Boxed element entries
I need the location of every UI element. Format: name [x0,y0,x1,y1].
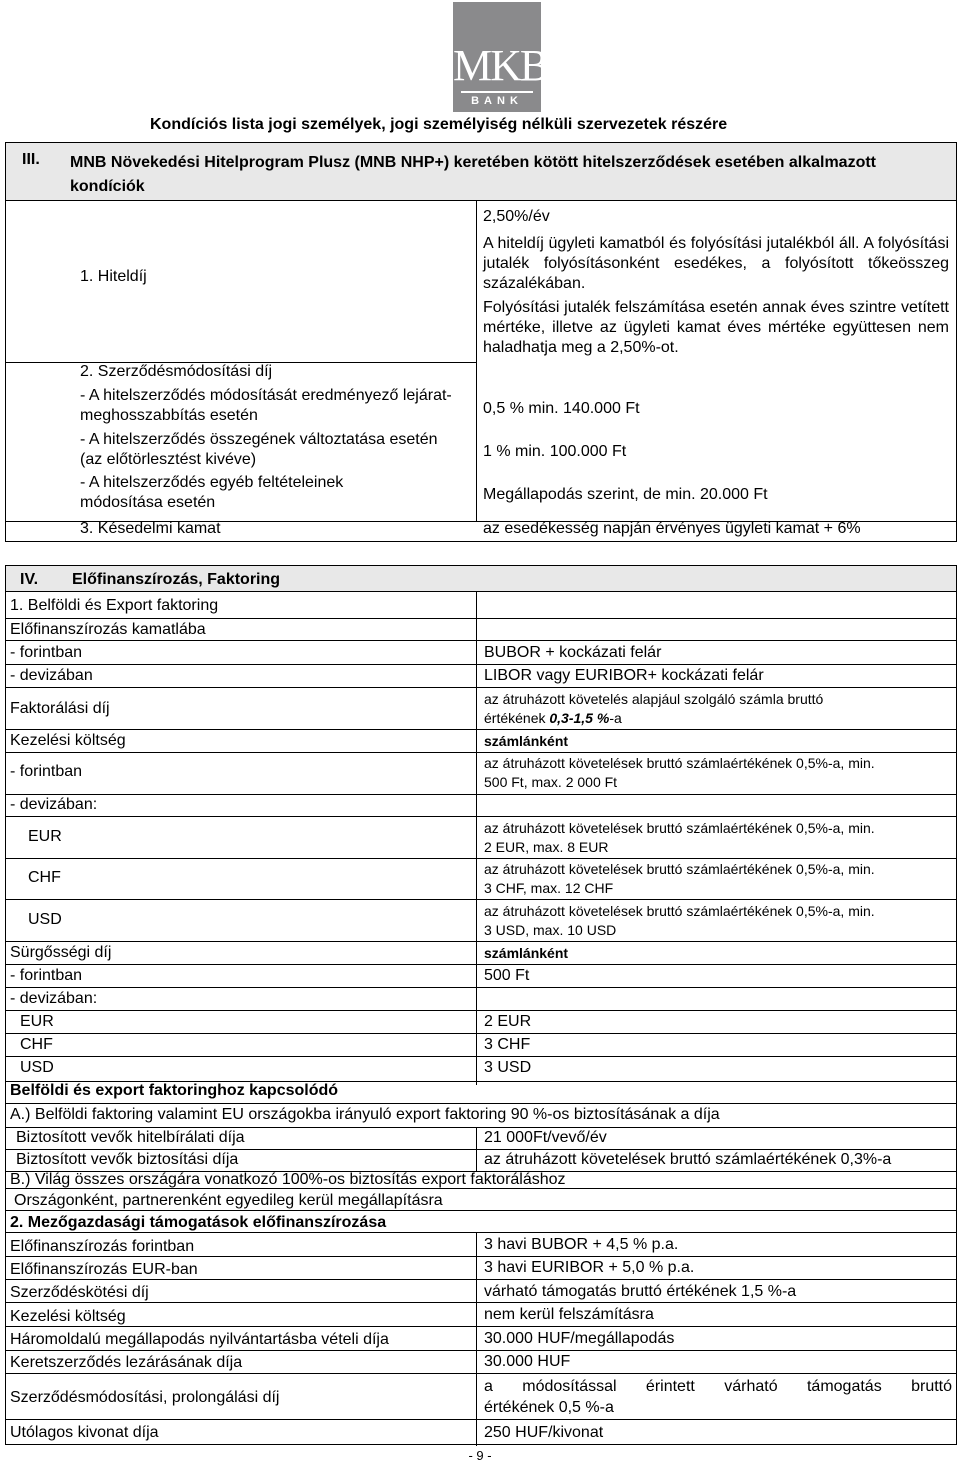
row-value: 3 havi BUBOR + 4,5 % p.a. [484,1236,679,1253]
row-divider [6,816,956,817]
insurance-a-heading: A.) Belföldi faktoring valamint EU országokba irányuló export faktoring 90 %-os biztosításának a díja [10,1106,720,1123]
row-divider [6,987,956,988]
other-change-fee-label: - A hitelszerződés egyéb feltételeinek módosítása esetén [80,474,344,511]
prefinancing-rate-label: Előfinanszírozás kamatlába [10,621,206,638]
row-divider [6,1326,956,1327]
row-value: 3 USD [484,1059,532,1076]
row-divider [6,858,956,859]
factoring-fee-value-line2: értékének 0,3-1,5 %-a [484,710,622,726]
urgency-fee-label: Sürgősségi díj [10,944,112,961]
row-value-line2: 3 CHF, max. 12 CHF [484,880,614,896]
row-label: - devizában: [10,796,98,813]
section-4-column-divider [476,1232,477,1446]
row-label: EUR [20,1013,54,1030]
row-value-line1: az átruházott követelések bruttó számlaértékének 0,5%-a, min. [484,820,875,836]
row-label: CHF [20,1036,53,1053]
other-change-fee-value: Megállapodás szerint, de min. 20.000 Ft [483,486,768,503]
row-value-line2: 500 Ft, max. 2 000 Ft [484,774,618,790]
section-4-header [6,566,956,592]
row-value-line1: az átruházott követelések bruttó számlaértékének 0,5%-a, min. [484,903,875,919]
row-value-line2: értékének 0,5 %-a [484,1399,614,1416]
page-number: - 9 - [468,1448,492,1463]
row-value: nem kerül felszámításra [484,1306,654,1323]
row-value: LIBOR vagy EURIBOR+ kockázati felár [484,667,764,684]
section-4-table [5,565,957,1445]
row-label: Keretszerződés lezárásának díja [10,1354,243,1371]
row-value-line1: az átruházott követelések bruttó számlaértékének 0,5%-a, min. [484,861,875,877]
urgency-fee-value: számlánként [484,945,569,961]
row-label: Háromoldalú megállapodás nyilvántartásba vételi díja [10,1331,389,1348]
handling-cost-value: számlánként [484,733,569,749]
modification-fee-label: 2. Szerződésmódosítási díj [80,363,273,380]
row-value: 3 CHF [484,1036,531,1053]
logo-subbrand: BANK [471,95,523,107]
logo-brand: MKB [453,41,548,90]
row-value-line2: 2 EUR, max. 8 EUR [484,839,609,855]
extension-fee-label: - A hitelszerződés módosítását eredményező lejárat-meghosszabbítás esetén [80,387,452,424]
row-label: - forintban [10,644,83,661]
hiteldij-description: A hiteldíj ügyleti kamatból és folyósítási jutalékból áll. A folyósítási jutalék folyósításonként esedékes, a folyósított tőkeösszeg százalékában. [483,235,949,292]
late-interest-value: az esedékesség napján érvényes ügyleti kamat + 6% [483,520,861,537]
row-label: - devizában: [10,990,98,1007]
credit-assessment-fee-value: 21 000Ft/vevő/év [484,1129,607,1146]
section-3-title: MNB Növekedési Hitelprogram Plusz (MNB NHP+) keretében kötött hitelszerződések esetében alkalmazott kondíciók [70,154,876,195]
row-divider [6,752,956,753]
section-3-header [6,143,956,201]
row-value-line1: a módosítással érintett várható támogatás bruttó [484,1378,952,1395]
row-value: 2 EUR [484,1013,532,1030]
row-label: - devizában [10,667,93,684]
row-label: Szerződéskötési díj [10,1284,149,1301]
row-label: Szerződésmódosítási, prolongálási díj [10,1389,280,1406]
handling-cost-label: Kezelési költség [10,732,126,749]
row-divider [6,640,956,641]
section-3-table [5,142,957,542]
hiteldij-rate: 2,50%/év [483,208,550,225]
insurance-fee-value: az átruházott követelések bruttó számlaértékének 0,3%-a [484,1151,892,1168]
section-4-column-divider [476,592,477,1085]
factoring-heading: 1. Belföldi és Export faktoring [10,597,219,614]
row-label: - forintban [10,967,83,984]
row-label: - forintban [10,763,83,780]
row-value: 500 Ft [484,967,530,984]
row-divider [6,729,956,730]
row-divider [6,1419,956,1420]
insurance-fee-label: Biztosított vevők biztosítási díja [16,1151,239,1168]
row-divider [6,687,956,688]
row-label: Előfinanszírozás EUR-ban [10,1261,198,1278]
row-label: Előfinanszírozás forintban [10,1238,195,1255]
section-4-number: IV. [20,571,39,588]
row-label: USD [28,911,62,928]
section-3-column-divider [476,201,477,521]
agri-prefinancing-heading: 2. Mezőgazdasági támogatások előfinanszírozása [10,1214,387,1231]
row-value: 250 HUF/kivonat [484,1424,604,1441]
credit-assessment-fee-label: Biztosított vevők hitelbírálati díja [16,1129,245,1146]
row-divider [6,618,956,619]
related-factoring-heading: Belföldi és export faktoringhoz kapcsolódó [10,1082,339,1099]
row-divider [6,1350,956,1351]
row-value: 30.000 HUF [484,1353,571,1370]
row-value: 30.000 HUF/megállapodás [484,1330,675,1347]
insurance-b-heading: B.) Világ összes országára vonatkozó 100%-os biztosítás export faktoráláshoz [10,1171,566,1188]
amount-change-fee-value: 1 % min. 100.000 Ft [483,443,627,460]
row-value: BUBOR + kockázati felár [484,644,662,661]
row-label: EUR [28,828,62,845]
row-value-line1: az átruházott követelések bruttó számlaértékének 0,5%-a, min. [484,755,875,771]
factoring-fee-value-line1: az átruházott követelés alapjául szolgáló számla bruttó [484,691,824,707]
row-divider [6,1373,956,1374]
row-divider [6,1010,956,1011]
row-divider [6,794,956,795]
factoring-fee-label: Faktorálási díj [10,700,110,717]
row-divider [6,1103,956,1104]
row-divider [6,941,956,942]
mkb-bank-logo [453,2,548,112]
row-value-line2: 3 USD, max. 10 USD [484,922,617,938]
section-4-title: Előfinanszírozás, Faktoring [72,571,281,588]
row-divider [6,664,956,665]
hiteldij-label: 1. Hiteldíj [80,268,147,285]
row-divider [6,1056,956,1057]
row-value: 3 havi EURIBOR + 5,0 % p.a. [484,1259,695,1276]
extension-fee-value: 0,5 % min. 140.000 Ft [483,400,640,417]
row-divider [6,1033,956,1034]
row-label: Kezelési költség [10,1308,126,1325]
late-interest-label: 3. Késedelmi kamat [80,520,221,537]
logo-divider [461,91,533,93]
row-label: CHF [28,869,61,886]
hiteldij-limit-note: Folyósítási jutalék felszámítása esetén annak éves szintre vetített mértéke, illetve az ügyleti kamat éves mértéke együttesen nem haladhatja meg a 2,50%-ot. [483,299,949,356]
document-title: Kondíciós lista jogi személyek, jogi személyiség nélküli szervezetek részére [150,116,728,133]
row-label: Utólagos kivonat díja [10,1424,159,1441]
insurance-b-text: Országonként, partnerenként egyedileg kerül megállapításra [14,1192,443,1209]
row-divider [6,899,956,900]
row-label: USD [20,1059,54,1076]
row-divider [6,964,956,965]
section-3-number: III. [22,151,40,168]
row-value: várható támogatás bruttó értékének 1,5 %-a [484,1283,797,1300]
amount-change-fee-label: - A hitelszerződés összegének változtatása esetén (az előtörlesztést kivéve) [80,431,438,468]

## [Problem]
Copy every line of the items above word for word, but leave out the pictures.

## [Task output]
I need the location of every UI element. Format: name [x0,y0,x1,y1].
row-value: 3 havi BUBOR + 4,5 % p.a. [484,1236,679,1253]
row-divider [6,816,956,817]
insurance-a-heading: A.) Belföldi faktoring valamint EU országokba irányuló export faktoring 90 %-os biztosításának a díja [10,1106,720,1123]
row-divider [6,987,956,988]
other-change-fee-label: - A hitelszerződés egyéb feltételeinek módosítása esetén [80,474,344,511]
prefinancing-rate-label: Előfinanszírozás kamatlába [10,621,206,638]
row-divider [6,1326,956,1327]
row-value: 3 USD [484,1059,532,1076]
row-divider [6,858,956,859]
factoring-fee-value-line2: értékének 0,3-1,5 %-a [484,710,622,726]
urgency-fee-label: Sürgősségi díj [10,944,112,961]
row-value-line2: 3 CHF, max. 12 CHF [484,880,614,896]
row-label: - devizában: [10,796,98,813]
section-4-column-divider [476,1232,477,1446]
row-label: EUR [20,1013,54,1030]
row-value-line1: az átruházott követelések bruttó számlaértékének 0,5%-a, min. [484,820,875,836]
row-label: CHF [20,1036,53,1053]
other-change-fee-value: Megállapodás szerint, de min. 20.000 Ft [483,486,768,503]
row-value-line2: 500 Ft, max. 2 000 Ft [484,774,618,790]
section-4-header [6,566,956,592]
row-value-line1: az átruházott követelések bruttó számlaértékének 0,5%-a, min. [484,903,875,919]
row-value-line2: értékének 0,5 %-a [484,1399,614,1416]
page-number: - 9 - [468,1448,492,1463]
row-value: nem kerül felszámításra [484,1306,654,1323]
row-value: LIBOR vagy EURIBOR+ kockázati felár [484,667,764,684]
section-4-table [5,565,957,1445]
row-label: Keretszerződés lezárásának díja [10,1354,243,1371]
row-value-line1: az átruházott követelések bruttó számlaértékének 0,5%-a, min. [484,861,875,877]
urgency-fee-value: számlánként [484,945,569,961]
row-label: Háromoldalú megállapodás nyilvántartásba vételi díja [10,1331,389,1348]
handling-cost-value: számlánként [484,733,569,749]
modification-fee-label: 2. Szerződésmódosítási díj [80,363,273,380]
row-value: 3 CHF [484,1036,531,1053]
logo-subbrand: BANK [471,95,523,107]
logo-brand: MKB [453,41,548,90]
row-value-line2: 2 EUR, max. 8 EUR [484,839,609,855]
extension-fee-label: - A hitelszerződés módosítását eredményező lejárat-meghosszabbítás esetén [80,387,452,424]
row-label: - forintban [10,644,83,661]
hiteldij-description: A hiteldíj ügyleti kamatból és folyósítási jutalékból áll. A folyósítási jutalék folyósításonként esedékes, a folyósított tőkeösszeg százalékában. [483,235,949,292]
late-interest-value: az esedékesség napján érvényes ügyleti kamat + 6% [483,520,861,537]
row-label: - devizában: [10,990,98,1007]
credit-assessment-fee-value: 21 000Ft/vevő/év [484,1129,607,1146]
section-3-title: MNB Növekedési Hitelprogram Plusz (MNB NHP+) keretében kötött hitelszerződések esetében alkalmazott kondíciók [70,154,876,195]
row-divider [6,752,956,753]
section-3-header [6,143,956,201]
row-value-line1: a módosítással érintett várható támogatás bruttó [484,1378,952,1395]
row-value: 2 EUR [484,1013,532,1030]
row-label: - devizában [10,667,93,684]
row-label: Szerződéskötési díj [10,1284,149,1301]
row-label: Szerződésmódosítási, prolongálási díj [10,1389,280,1406]
handling-cost-label: Kezelési költség [10,732,126,749]
row-divider [6,640,956,641]
section-3-table [5,142,957,542]
hiteldij-rate: 2,50%/év [483,208,550,225]
insurance-fee-value: az átruházott követelések bruttó számlaértékének 0,3%-a [484,1151,892,1168]
section-4-column-divider [476,592,477,1085]
factoring-heading: 1. Belföldi és Export faktoring [10,597,219,614]
row-label: - forintban [10,967,83,984]
row-label: - forintban [10,763,83,780]
row-value: 500 Ft [484,967,530,984]
row-divider [6,729,956,730]
row-divider [6,1419,956,1420]
insurance-fee-label: Biztosított vevők biztosítási díja [16,1151,239,1168]
row-divider [6,687,956,688]
row-label: Előfinanszírozás EUR-ban [10,1261,198,1278]
row-label: Előfinanszírozás forintban [10,1238,195,1255]
section-4-number: IV. [20,571,39,588]
row-label: USD [28,911,62,928]
section-3-column-divider [476,201,477,521]
agri-prefinancing-heading: 2. Mezőgazdasági támogatások előfinanszírozása [10,1214,387,1231]
row-value: 250 HUF/kivonat [484,1424,604,1441]
credit-assessment-fee-label: Biztosított vevők hitelbírálati díja [16,1129,245,1146]
row-divider [6,618,956,619]
related-factoring-heading: Belföldi és export faktoringhoz kapcsolódó [10,1082,339,1099]
row-divider [6,1350,956,1351]
row-value: 30.000 HUF [484,1353,571,1370]
row-value: 30.000 HUF/megállapodás [484,1330,675,1347]
insurance-b-heading: B.) Világ összes országára vonatkozó 100%-os biztosítás export faktoráláshoz [10,1171,566,1188]
amount-change-fee-value: 1 % min. 100.000 Ft [483,443,627,460]
row-value: BUBOR + kockázati felár [484,644,662,661]
row-label: EUR [28,828,62,845]
row-value-line1: az átruházott követelések bruttó számlaértékének 0,5%-a, min. [484,755,875,771]
factoring-fee-value-line1: az átruházott követelés alapjául szolgáló számla bruttó [484,691,824,707]
row-divider [6,1373,956,1374]
row-divider [6,1010,956,1011]
row-divider [6,794,956,795]
factoring-fee-label: Faktorálási díj [10,700,110,717]
row-divider [6,1103,956,1104]
row-divider [6,941,956,942]
mkb-bank-logo [453,2,548,112]
row-value-line2: 3 USD, max. 10 USD [484,922,617,938]
section-4-title: Előfinanszírozás, Faktoring [72,571,281,588]
row-divider [6,664,956,665]
hiteldij-label: 1. Hiteldíj [80,268,147,285]
row-divider [6,1056,956,1057]
row-value: 3 havi EURIBOR + 5,0 % p.a. [484,1259,695,1276]
extension-fee-value: 0,5 % min. 140.000 Ft [483,400,640,417]
row-divider [6,1033,956,1034]
row-label: Kezelési költség [10,1308,126,1325]
late-interest-label: 3. Késedelmi kamat [80,520,221,537]
logo-divider [461,91,533,93]
row-label: CHF [28,869,61,886]
hiteldij-limit-note: Folyósítási jutalék felszámítása esetén annak éves szintre vetített mértéke, illetve az ügyleti kamat éves mértéke együttesen nem haladhatja meg a 2,50%-ot. [483,299,949,356]
document-title: Kondíciós lista jogi személyek, jogi személyiség nélküli szervezetek részére [150,116,728,133]
row-label: Utólagos kivonat díja [10,1424,159,1441]
insurance-b-text: Országonként, partnerenként egyedileg kerül megállapításra [14,1192,443,1209]
row-divider [6,899,956,900]
row-label: USD [20,1059,54,1076]
row-divider [6,964,956,965]
section-3-number: III. [22,151,40,168]
row-value: várható támogatás bruttó értékének 1,5 %-a [484,1283,797,1300]
amount-change-fee-label: - A hitelszerződés összegének változtatása esetén (az előtörlesztést kivéve) [80,431,438,468]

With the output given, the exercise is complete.